- [RECORDS TO PROCESS]

┌──

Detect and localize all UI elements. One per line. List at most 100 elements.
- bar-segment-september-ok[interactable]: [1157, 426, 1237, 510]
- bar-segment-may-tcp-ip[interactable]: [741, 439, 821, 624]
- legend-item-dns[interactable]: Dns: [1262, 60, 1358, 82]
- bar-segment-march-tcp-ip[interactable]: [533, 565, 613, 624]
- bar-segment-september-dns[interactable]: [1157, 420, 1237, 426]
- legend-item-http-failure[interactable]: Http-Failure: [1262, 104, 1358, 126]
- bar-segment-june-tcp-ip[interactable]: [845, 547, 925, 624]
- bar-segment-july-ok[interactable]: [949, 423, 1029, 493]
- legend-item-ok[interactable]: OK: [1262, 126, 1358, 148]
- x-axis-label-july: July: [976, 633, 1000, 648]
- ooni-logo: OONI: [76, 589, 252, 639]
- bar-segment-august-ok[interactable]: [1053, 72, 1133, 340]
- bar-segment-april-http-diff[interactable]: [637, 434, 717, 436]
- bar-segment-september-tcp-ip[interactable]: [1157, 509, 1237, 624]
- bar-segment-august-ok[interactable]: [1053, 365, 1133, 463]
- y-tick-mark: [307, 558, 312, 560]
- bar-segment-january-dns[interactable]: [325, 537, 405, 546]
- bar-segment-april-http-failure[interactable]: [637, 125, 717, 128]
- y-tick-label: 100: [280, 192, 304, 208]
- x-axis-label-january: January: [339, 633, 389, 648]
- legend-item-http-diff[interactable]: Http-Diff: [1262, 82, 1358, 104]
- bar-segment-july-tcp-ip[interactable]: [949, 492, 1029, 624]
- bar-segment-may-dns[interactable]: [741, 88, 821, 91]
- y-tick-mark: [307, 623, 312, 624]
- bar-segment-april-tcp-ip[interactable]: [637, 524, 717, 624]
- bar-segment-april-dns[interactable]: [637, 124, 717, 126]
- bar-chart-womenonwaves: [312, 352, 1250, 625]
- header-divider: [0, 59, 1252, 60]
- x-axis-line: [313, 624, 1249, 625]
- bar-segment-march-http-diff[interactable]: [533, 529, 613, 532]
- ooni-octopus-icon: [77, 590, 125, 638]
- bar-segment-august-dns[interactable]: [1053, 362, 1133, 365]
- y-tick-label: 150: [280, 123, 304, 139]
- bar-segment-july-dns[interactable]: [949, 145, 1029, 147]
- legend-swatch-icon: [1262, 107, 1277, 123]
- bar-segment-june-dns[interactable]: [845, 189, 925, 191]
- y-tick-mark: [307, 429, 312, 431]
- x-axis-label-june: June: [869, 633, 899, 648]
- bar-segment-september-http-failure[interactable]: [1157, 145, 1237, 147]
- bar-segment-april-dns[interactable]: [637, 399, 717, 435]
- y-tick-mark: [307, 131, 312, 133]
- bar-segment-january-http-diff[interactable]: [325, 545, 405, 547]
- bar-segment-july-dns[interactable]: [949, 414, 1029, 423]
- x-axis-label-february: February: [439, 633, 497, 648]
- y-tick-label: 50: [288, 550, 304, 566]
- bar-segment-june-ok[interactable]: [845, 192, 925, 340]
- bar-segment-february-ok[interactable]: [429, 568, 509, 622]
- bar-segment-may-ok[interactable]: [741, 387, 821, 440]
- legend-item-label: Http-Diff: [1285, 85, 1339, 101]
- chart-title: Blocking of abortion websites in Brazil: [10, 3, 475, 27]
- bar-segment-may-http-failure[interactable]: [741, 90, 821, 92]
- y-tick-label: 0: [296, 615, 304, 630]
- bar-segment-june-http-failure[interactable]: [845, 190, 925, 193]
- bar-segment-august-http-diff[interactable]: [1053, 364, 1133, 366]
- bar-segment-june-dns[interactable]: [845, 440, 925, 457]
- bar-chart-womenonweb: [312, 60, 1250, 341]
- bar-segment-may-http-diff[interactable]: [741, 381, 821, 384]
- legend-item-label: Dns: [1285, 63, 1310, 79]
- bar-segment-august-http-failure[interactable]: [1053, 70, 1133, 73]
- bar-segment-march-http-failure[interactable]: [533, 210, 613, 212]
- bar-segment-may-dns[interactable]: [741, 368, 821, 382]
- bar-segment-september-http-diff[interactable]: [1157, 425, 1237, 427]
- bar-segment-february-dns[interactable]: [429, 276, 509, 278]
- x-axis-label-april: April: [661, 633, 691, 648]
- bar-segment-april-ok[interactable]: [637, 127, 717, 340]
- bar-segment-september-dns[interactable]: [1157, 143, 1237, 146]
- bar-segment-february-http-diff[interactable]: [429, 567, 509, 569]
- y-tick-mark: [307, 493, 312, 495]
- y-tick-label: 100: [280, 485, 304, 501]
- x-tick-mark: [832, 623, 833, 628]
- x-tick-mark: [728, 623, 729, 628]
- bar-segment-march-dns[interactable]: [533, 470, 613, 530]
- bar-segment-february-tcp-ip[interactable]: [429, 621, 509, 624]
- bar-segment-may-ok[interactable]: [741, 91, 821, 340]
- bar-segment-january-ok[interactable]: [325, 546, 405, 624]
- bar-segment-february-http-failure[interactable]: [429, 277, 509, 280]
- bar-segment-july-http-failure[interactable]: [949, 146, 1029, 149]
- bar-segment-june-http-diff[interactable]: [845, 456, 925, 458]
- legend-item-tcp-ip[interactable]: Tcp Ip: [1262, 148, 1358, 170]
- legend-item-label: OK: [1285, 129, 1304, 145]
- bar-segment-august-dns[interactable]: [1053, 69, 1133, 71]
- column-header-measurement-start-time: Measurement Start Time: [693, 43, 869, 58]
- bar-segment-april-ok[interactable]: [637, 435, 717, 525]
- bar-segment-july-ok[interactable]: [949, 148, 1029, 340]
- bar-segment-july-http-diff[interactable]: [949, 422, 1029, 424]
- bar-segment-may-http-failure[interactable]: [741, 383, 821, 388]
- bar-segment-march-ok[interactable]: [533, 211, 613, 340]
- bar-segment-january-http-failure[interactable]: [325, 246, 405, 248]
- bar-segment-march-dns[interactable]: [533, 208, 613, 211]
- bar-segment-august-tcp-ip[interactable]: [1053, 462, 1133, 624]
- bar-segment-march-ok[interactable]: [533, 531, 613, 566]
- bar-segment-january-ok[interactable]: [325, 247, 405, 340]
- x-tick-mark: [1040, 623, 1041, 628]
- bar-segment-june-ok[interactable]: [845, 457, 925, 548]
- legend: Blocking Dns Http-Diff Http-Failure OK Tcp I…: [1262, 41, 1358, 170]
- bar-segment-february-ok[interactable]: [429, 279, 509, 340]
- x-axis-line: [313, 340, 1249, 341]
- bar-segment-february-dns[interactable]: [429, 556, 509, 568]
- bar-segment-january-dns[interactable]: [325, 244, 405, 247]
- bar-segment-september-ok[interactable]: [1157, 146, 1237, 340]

└──

Count how many of the lines above contain the string "icon", matching case exactly. Give only the number.

- [OUTPUT]
2